===== RECORDS FOR THIS EXERCISE
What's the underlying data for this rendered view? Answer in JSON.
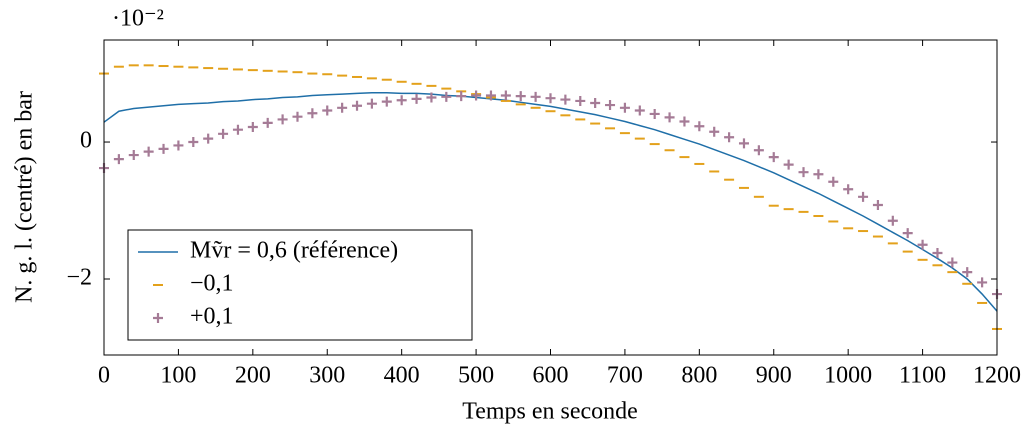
{
  "chart_data": {
    "type": "line",
    "x_label": "Temps en seconde",
    "y_label": "N. g. l. (centré) en bar",
    "y_scale_label": "·10⁻²",
    "x": [
      0,
      20,
      40,
      60,
      80,
      100,
      120,
      140,
      160,
      180,
      200,
      220,
      240,
      260,
      280,
      300,
      320,
      340,
      360,
      380,
      400,
      420,
      440,
      460,
      480,
      500,
      520,
      540,
      560,
      580,
      600,
      620,
      640,
      660,
      680,
      700,
      720,
      740,
      760,
      780,
      800,
      820,
      840,
      860,
      880,
      900,
      920,
      940,
      960,
      980,
      1000,
      1020,
      1040,
      1060,
      1080,
      1100,
      1120,
      1140,
      1160,
      1180,
      1200
    ],
    "series": [
      {
        "name": "Mṽr = 0,6 (référence)",
        "color": "#1f6fa8",
        "marker": "line",
        "values": [
          0.29,
          0.45,
          0.49,
          0.51,
          0.53,
          0.55,
          0.56,
          0.57,
          0.59,
          0.6,
          0.62,
          0.63,
          0.65,
          0.66,
          0.68,
          0.69,
          0.7,
          0.71,
          0.72,
          0.72,
          0.71,
          0.71,
          0.7,
          0.68,
          0.67,
          0.65,
          0.63,
          0.61,
          0.58,
          0.55,
          0.52,
          0.48,
          0.44,
          0.4,
          0.35,
          0.3,
          0.24,
          0.18,
          0.11,
          0.04,
          -0.03,
          -0.11,
          -0.19,
          -0.27,
          -0.36,
          -0.45,
          -0.55,
          -0.65,
          -0.75,
          -0.86,
          -0.97,
          -1.08,
          -1.2,
          -1.32,
          -1.44,
          -1.57,
          -1.7,
          -1.84,
          -2.0,
          -2.22,
          -2.47
        ]
      },
      {
        "name": "−0,1",
        "color": "#e3a11b",
        "marker": "dash",
        "values": [
          1.0,
          1.1,
          1.12,
          1.12,
          1.11,
          1.1,
          1.09,
          1.08,
          1.07,
          1.06,
          1.05,
          1.04,
          1.03,
          1.02,
          1.0,
          0.99,
          0.97,
          0.95,
          0.93,
          0.91,
          0.88,
          0.85,
          0.82,
          0.78,
          0.74,
          0.7,
          0.65,
          0.6,
          0.55,
          0.5,
          0.45,
          0.39,
          0.33,
          0.27,
          0.2,
          0.13,
          0.05,
          -0.03,
          -0.12,
          -0.22,
          -0.32,
          -0.43,
          -0.55,
          -0.67,
          -0.8,
          -0.93,
          -0.98,
          -1.02,
          -1.08,
          -1.16,
          -1.26,
          -1.3,
          -1.38,
          -1.48,
          -1.6,
          -1.72,
          -1.8,
          -1.9,
          -2.07,
          -2.35,
          -2.73
        ]
      },
      {
        "name": "+0,1",
        "color": "#a57b96",
        "marker": "plus",
        "values": [
          -0.38,
          -0.25,
          -0.19,
          -0.14,
          -0.1,
          -0.05,
          0.0,
          0.05,
          0.12,
          0.18,
          0.22,
          0.28,
          0.33,
          0.37,
          0.42,
          0.46,
          0.5,
          0.53,
          0.56,
          0.59,
          0.61,
          0.63,
          0.65,
          0.66,
          0.67,
          0.68,
          0.68,
          0.68,
          0.67,
          0.66,
          0.64,
          0.62,
          0.6,
          0.57,
          0.54,
          0.5,
          0.46,
          0.41,
          0.36,
          0.3,
          0.23,
          0.15,
          0.07,
          -0.02,
          -0.12,
          -0.22,
          -0.33,
          -0.44,
          -0.47,
          -0.58,
          -0.69,
          -0.8,
          -0.92,
          -1.15,
          -1.33,
          -1.5,
          -1.62,
          -1.76,
          -1.9,
          -2.05,
          -2.22
        ]
      }
    ],
    "xlim": [
      0,
      1200
    ],
    "xticks": [
      0,
      100,
      200,
      300,
      400,
      500,
      600,
      700,
      800,
      900,
      1000,
      1100,
      1200
    ],
    "ylim": [
      -3.11,
      1.49
    ],
    "yticks": [
      {
        "value": -2,
        "label": "−2"
      },
      0
    ],
    "legend": "lower left"
  }
}
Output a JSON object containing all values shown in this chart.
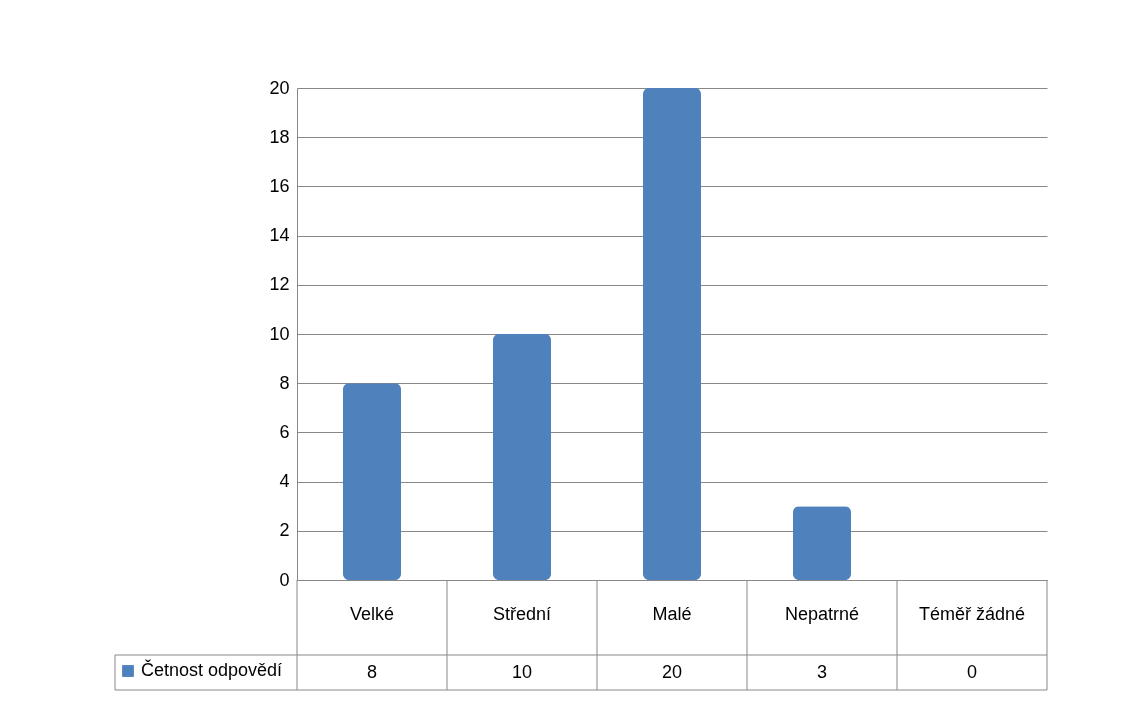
{
  "chart_data": {
    "type": "bar",
    "categories": [
      "Velké",
      "Střední",
      "Malé",
      "Nepatrné",
      "Téměř žádné"
    ],
    "series": [
      {
        "name": "Četnost odpovědí",
        "color": "#4f81bd",
        "values": [
          8,
          10,
          20,
          3,
          0
        ]
      }
    ],
    "ylim": [
      0,
      20
    ],
    "yticks": [
      0,
      2,
      4,
      6,
      8,
      10,
      12,
      14,
      16,
      18,
      20
    ],
    "grid": "y",
    "legend": "bottom",
    "data_labels": true
  }
}
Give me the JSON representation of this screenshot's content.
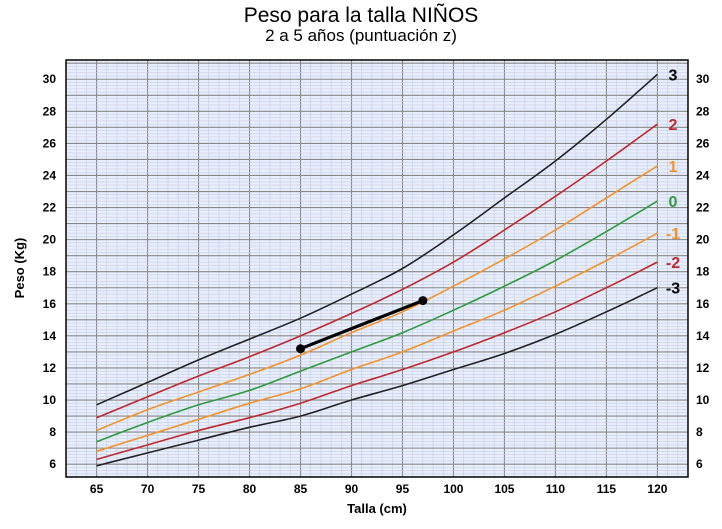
{
  "chart_data": {
    "type": "line",
    "title": "Peso para la talla NIÑOS",
    "subtitle": "2 a 5 años (puntuación z)",
    "xlabel": "Talla (cm)",
    "ylabel": "Peso (Kg)",
    "xlim": [
      62,
      123
    ],
    "ylim": [
      5.2,
      31.2
    ],
    "x_ticks": [
      65,
      70,
      75,
      80,
      85,
      90,
      95,
      100,
      105,
      110,
      115,
      120
    ],
    "y_ticks": [
      6,
      8,
      10,
      12,
      14,
      16,
      18,
      20,
      22,
      24,
      26,
      28,
      30
    ],
    "grid": true,
    "x": [
      65,
      70,
      75,
      80,
      85,
      90,
      95,
      100,
      105,
      110,
      115,
      120
    ],
    "series": [
      {
        "name": "3",
        "color": "#222222",
        "label_color": "#000000",
        "values": [
          9.7,
          11.1,
          12.5,
          13.8,
          15.1,
          16.6,
          18.2,
          20.3,
          22.6,
          24.9,
          27.5,
          30.3
        ]
      },
      {
        "name": "2",
        "color": "#c0282d",
        "label_color": "#c0282d",
        "values": [
          8.9,
          10.2,
          11.5,
          12.7,
          14.0,
          15.4,
          16.9,
          18.6,
          20.6,
          22.7,
          24.9,
          27.2
        ]
      },
      {
        "name": "1",
        "color": "#f4922a",
        "label_color": "#f4922a",
        "values": [
          8.1,
          9.4,
          10.5,
          11.6,
          12.8,
          14.2,
          15.5,
          17.1,
          18.8,
          20.6,
          22.6,
          24.6
        ]
      },
      {
        "name": "0",
        "color": "#2e9b3f",
        "label_color": "#2e9b3f",
        "values": [
          7.4,
          8.6,
          9.7,
          10.6,
          11.8,
          13.0,
          14.2,
          15.6,
          17.1,
          18.7,
          20.5,
          22.4
        ]
      },
      {
        "name": "-1",
        "color": "#f4922a",
        "label_color": "#f4922a",
        "values": [
          6.8,
          7.8,
          8.8,
          9.8,
          10.7,
          11.9,
          13.0,
          14.3,
          15.6,
          17.1,
          18.7,
          20.4
        ]
      },
      {
        "name": "-2",
        "color": "#c0282d",
        "label_color": "#c0282d",
        "values": [
          6.3,
          7.2,
          8.1,
          8.9,
          9.8,
          10.9,
          11.9,
          13.0,
          14.2,
          15.5,
          17.0,
          18.6
        ]
      },
      {
        "name": "-3",
        "color": "#222222",
        "label_color": "#000000",
        "values": [
          5.9,
          6.7,
          7.5,
          8.3,
          9.0,
          10.0,
          10.9,
          11.9,
          12.9,
          14.1,
          15.5,
          17.0
        ]
      }
    ],
    "patient": {
      "points": [
        [
          85,
          13.2
        ],
        [
          97,
          16.2
        ]
      ],
      "color": "#000000"
    }
  }
}
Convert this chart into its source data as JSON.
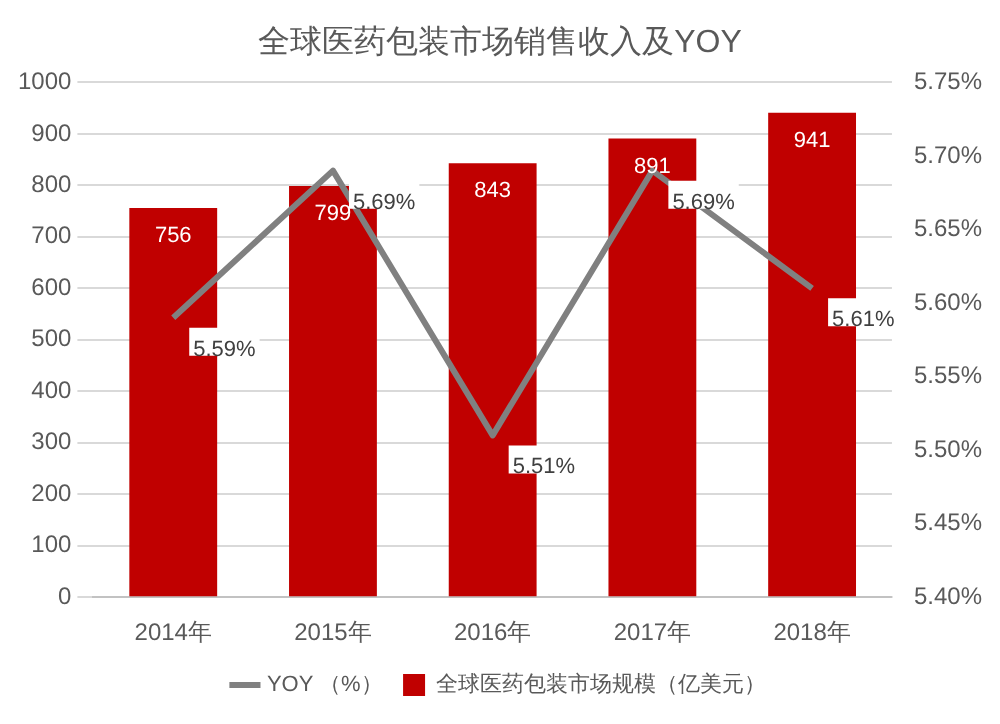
{
  "chart_data": {
    "type": "bar",
    "title": "全球医药包装市场销售收入及YOY",
    "categories": [
      "2014年",
      "2015年",
      "2016年",
      "2017年",
      "2018年"
    ],
    "series": [
      {
        "name": "全球医药包装市场规模（亿美元）",
        "color": "#c00000",
        "values": [
          756,
          799,
          843,
          891,
          941
        ]
      },
      {
        "name": "YOY （%）",
        "type": "line",
        "axis": "y2",
        "color": "#808080",
        "values": [
          5.59,
          5.69,
          5.51,
          5.69,
          5.61
        ],
        "value_labels": [
          "5.59%",
          "5.69%",
          "5.51%",
          "5.69%",
          "5.61%"
        ]
      }
    ],
    "data_labels": true,
    "ylim": [
      0,
      1000
    ],
    "yticks": [
      0,
      100,
      200,
      300,
      400,
      500,
      600,
      700,
      800,
      900,
      1000
    ],
    "y2lim": [
      5.4,
      5.75
    ],
    "y2ticks": [
      {
        "value": 5.4,
        "label": "5.40%"
      },
      {
        "value": 5.45,
        "label": "5.45%"
      },
      {
        "value": 5.5,
        "label": "5.50%"
      },
      {
        "value": 5.55,
        "label": "5.55%"
      },
      {
        "value": 5.6,
        "label": "5.60%"
      },
      {
        "value": 5.65,
        "label": "5.65%"
      },
      {
        "value": 5.7,
        "label": "5.70%"
      },
      {
        "value": 5.75,
        "label": "5.75%"
      }
    ],
    "grid": "y",
    "legend": "bottom",
    "marker": "none",
    "line_style": "solid"
  }
}
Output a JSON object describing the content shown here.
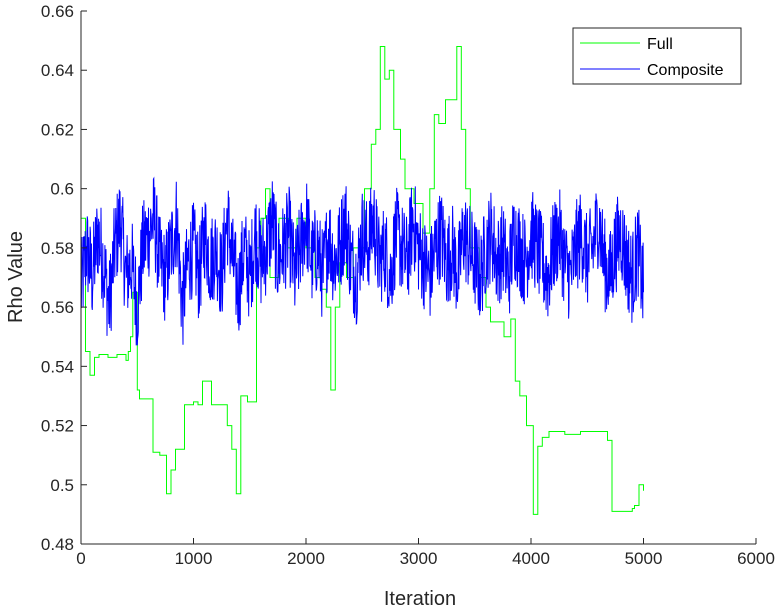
{
  "chart_data": {
    "type": "line",
    "title": "",
    "xlabel": "Iteration",
    "ylabel": "Rho Value",
    "xlim": [
      0,
      6000
    ],
    "ylim": [
      0.48,
      0.66
    ],
    "xticks": [
      0,
      1000,
      2000,
      3000,
      4000,
      5000,
      6000
    ],
    "xtick_labels": [
      "0",
      "1000",
      "2000",
      "3000",
      "4000",
      "5000",
      "6000"
    ],
    "yticks": [
      0.48,
      0.5,
      0.52,
      0.54,
      0.56,
      0.58,
      0.6,
      0.62,
      0.64,
      0.66
    ],
    "ytick_labels": [
      "0.48",
      "0.5",
      "0.52",
      "0.54",
      "0.56",
      "0.58",
      "0.6",
      "0.62",
      "0.64",
      "0.66"
    ],
    "grid": false,
    "legend_position": "top-right",
    "series": [
      {
        "name": "Full",
        "color": "#00ff00",
        "style": "step",
        "x": [
          0,
          40,
          80,
          120,
          160,
          240,
          320,
          400,
          420,
          440,
          460,
          500,
          520,
          560,
          640,
          700,
          760,
          800,
          840,
          920,
          1000,
          1040,
          1080,
          1160,
          1200,
          1260,
          1300,
          1340,
          1380,
          1420,
          1480,
          1520,
          1560,
          1600,
          1640,
          1680,
          1760,
          1840,
          1920,
          2000,
          2080,
          2140,
          2180,
          2220,
          2260,
          2300,
          2360,
          2420,
          2480,
          2520,
          2580,
          2620,
          2660,
          2700,
          2740,
          2780,
          2840,
          2880,
          2960,
          3040,
          3100,
          3140,
          3180,
          3240,
          3300,
          3340,
          3380,
          3420,
          3460,
          3540,
          3600,
          3640,
          3700,
          3760,
          3820,
          3860,
          3900,
          3960,
          4020,
          4060,
          4100,
          4160,
          4300,
          4440,
          4560,
          4680,
          4720,
          4900,
          4920,
          4960,
          5000
        ],
        "y": [
          0.59,
          0.545,
          0.537,
          0.543,
          0.544,
          0.543,
          0.544,
          0.542,
          0.545,
          0.55,
          0.565,
          0.532,
          0.529,
          0.529,
          0.511,
          0.51,
          0.497,
          0.505,
          0.512,
          0.527,
          0.528,
          0.527,
          0.535,
          0.527,
          0.527,
          0.527,
          0.52,
          0.512,
          0.497,
          0.53,
          0.528,
          0.528,
          0.58,
          0.59,
          0.6,
          0.57,
          0.59,
          0.58,
          0.59,
          0.58,
          0.57,
          0.566,
          0.56,
          0.532,
          0.56,
          0.575,
          0.57,
          0.58,
          0.58,
          0.6,
          0.615,
          0.62,
          0.648,
          0.637,
          0.64,
          0.62,
          0.61,
          0.6,
          0.595,
          0.585,
          0.6,
          0.625,
          0.622,
          0.63,
          0.63,
          0.648,
          0.62,
          0.6,
          0.58,
          0.57,
          0.56,
          0.555,
          0.555,
          0.55,
          0.556,
          0.535,
          0.53,
          0.52,
          0.49,
          0.513,
          0.516,
          0.518,
          0.517,
          0.518,
          0.518,
          0.515,
          0.491,
          0.492,
          0.493,
          0.5,
          0.498
        ]
      },
      {
        "name": "Composite",
        "color": "#0000ff",
        "style": "noisy",
        "x": [
          0,
          50,
          100,
          150,
          200,
          250,
          300,
          350,
          400,
          450,
          500,
          550,
          600,
          650,
          700,
          750,
          800,
          850,
          900,
          950,
          1000,
          1050,
          1100,
          1150,
          1200,
          1250,
          1300,
          1350,
          1400,
          1450,
          1500,
          1550,
          1600,
          1650,
          1700,
          1750,
          1800,
          1850,
          1900,
          1950,
          2000,
          2050,
          2100,
          2150,
          2200,
          2250,
          2300,
          2350,
          2400,
          2450,
          2500,
          2550,
          2600,
          2650,
          2700,
          2750,
          2800,
          2850,
          2900,
          2950,
          3000,
          3050,
          3100,
          3150,
          3200,
          3250,
          3300,
          3350,
          3400,
          3450,
          3500,
          3550,
          3600,
          3650,
          3700,
          3750,
          3800,
          3850,
          3900,
          3950,
          4000,
          4050,
          4100,
          4150,
          4200,
          4250,
          4300,
          4350,
          4400,
          4450,
          4500,
          4550,
          4600,
          4650,
          4700,
          4750,
          4800,
          4850,
          4900,
          4950,
          5000
        ],
        "y": [
          0.565,
          0.58,
          0.57,
          0.585,
          0.575,
          0.56,
          0.58,
          0.59,
          0.57,
          0.575,
          0.56,
          0.58,
          0.585,
          0.59,
          0.575,
          0.57,
          0.58,
          0.59,
          0.56,
          0.575,
          0.58,
          0.57,
          0.585,
          0.575,
          0.58,
          0.57,
          0.59,
          0.575,
          0.565,
          0.58,
          0.57,
          0.585,
          0.575,
          0.58,
          0.59,
          0.575,
          0.58,
          0.585,
          0.57,
          0.58,
          0.59,
          0.575,
          0.58,
          0.57,
          0.585,
          0.575,
          0.58,
          0.59,
          0.575,
          0.57,
          0.585,
          0.58,
          0.59,
          0.575,
          0.58,
          0.57,
          0.585,
          0.58,
          0.575,
          0.59,
          0.58,
          0.575,
          0.57,
          0.58,
          0.585,
          0.575,
          0.58,
          0.57,
          0.585,
          0.58,
          0.575,
          0.57,
          0.58,
          0.585,
          0.575,
          0.58,
          0.57,
          0.585,
          0.58,
          0.575,
          0.585,
          0.58,
          0.575,
          0.57,
          0.58,
          0.585,
          0.575,
          0.57,
          0.58,
          0.585,
          0.575,
          0.58,
          0.59,
          0.575,
          0.57,
          0.58,
          0.585,
          0.575,
          0.57,
          0.58,
          0.565
        ],
        "noise_amplitude": 0.016
      }
    ]
  }
}
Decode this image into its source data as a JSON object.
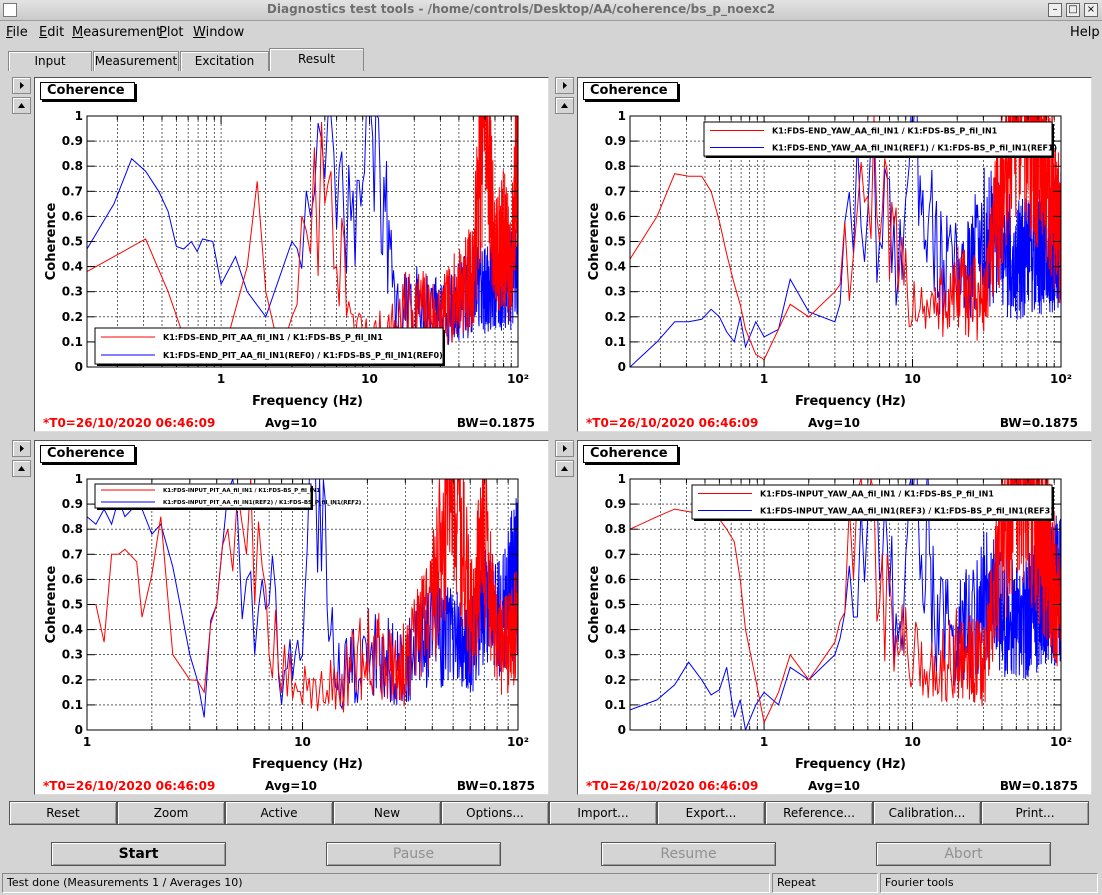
==========
*WHAT THE EXERCISE ASKS*: From the material above, copy each line that includes the word "true".

*RIGHT ANSWER*:
    "data_labels": true
    "grid": true,
    "data_labels": true,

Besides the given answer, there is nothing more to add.